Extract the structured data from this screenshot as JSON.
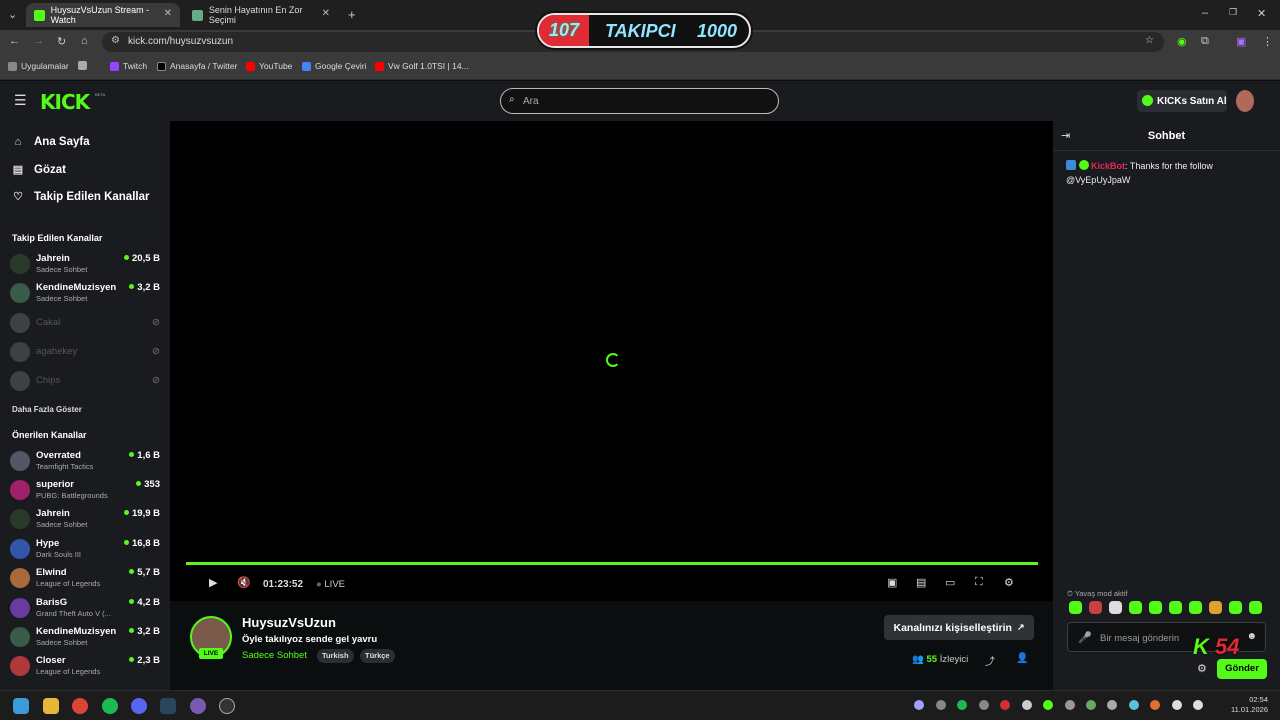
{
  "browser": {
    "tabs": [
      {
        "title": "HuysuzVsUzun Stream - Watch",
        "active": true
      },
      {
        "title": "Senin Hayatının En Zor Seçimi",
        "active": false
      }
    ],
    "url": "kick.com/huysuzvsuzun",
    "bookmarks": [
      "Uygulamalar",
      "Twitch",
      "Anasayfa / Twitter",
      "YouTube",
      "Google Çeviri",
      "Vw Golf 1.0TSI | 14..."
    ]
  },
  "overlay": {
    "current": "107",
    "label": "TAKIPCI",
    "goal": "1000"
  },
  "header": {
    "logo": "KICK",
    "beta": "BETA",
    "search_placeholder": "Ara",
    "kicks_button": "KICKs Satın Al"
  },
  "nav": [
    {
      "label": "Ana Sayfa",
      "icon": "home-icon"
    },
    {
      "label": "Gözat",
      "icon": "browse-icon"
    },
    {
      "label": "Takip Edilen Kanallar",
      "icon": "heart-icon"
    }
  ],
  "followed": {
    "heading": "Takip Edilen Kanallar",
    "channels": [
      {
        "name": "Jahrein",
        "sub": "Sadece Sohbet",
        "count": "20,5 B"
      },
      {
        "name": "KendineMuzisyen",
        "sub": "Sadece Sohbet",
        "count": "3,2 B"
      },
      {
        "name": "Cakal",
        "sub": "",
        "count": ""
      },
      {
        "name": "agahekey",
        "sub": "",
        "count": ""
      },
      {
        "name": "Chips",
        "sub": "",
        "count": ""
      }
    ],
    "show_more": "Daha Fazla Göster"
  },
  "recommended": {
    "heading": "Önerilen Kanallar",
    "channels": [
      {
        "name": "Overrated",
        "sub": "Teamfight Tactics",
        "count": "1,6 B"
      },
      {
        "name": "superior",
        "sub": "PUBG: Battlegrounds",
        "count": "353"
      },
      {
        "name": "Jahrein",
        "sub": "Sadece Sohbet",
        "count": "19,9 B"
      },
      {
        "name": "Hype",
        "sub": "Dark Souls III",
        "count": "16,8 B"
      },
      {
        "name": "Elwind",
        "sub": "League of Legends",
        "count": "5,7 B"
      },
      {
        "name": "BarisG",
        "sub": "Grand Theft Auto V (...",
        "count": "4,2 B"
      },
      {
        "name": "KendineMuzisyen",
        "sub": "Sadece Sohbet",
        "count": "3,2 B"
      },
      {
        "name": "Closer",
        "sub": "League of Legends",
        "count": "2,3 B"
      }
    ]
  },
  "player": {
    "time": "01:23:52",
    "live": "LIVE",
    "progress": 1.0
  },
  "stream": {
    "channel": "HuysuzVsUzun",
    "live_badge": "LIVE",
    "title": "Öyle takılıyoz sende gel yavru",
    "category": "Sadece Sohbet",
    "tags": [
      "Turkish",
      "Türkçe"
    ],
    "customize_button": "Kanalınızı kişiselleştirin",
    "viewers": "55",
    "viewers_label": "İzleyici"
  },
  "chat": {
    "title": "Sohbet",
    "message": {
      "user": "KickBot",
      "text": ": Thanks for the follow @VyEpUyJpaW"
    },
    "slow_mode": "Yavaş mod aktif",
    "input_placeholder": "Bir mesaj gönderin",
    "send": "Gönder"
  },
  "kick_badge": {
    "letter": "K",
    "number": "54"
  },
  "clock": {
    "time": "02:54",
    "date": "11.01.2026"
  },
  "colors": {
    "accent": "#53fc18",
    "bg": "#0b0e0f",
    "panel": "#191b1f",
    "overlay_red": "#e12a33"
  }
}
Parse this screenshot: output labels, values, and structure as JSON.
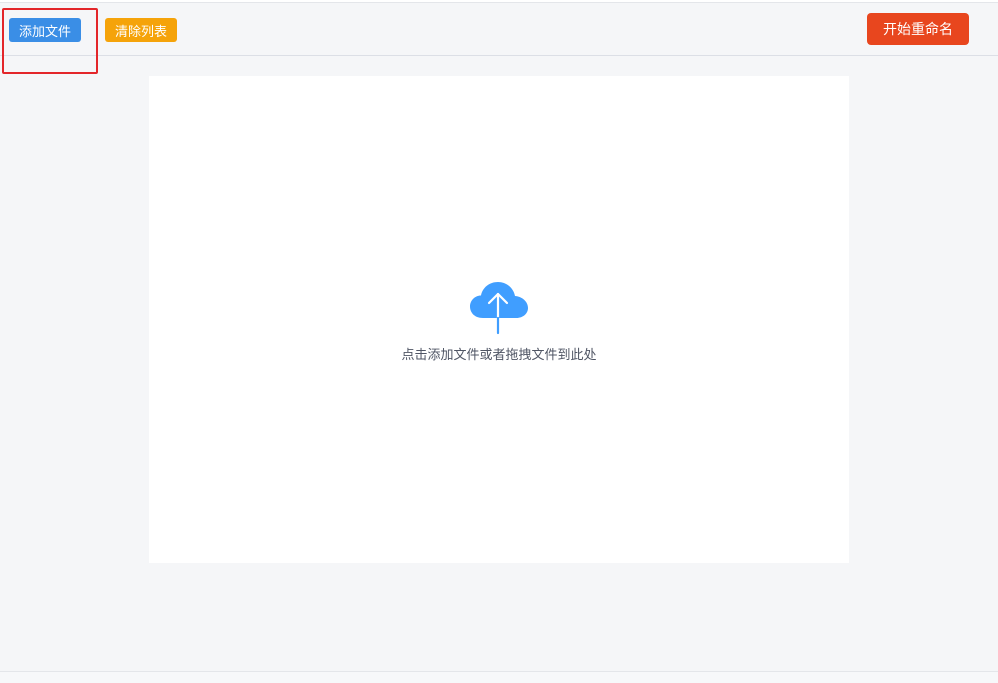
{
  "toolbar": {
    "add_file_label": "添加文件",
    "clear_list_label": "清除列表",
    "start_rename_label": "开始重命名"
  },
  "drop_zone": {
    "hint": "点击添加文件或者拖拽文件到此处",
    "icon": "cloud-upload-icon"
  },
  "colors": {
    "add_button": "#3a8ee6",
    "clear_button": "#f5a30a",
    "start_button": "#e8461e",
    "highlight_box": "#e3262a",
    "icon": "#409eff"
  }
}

################

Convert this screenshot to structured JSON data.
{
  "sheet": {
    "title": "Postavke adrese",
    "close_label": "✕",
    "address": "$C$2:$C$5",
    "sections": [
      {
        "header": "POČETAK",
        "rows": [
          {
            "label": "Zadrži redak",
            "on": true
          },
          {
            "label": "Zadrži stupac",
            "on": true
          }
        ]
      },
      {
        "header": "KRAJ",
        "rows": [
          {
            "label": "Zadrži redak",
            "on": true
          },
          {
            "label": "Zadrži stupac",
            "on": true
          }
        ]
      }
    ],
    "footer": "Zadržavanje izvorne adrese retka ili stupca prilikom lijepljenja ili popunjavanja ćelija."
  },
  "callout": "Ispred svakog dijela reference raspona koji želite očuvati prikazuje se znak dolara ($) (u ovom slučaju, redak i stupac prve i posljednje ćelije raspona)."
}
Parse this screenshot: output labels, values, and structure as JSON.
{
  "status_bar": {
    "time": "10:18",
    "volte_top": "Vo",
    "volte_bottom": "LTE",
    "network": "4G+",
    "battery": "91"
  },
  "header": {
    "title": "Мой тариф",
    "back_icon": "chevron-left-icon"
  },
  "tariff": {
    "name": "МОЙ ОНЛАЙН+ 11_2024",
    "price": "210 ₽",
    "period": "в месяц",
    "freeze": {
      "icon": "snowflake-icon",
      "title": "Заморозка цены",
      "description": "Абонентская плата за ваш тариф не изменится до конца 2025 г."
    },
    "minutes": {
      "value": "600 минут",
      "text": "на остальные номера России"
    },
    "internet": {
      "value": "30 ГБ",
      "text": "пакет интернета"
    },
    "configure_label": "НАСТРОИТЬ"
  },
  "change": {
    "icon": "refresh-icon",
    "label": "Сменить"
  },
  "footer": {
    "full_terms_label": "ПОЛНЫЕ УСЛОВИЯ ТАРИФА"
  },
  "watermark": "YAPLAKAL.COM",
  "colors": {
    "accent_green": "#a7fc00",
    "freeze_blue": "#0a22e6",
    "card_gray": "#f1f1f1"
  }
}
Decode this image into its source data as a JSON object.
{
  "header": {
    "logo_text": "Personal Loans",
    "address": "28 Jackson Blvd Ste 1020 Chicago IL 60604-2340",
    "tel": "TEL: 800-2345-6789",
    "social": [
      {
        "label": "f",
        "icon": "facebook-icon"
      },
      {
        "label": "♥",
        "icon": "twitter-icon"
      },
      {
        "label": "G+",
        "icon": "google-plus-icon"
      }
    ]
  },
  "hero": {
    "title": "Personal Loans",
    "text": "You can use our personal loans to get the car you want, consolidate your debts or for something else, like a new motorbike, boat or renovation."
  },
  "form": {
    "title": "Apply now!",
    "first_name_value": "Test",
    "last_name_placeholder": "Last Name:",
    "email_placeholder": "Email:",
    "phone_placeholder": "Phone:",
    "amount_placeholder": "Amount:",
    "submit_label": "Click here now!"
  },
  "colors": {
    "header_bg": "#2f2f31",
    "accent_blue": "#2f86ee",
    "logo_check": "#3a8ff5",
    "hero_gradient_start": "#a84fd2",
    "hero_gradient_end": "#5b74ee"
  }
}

################

#### EXERCISE DETAILS
Among the entries above, how many lines hold the string "data"? Respond with nothing but the number.

#### RESULT OF THIS EXERCISE
3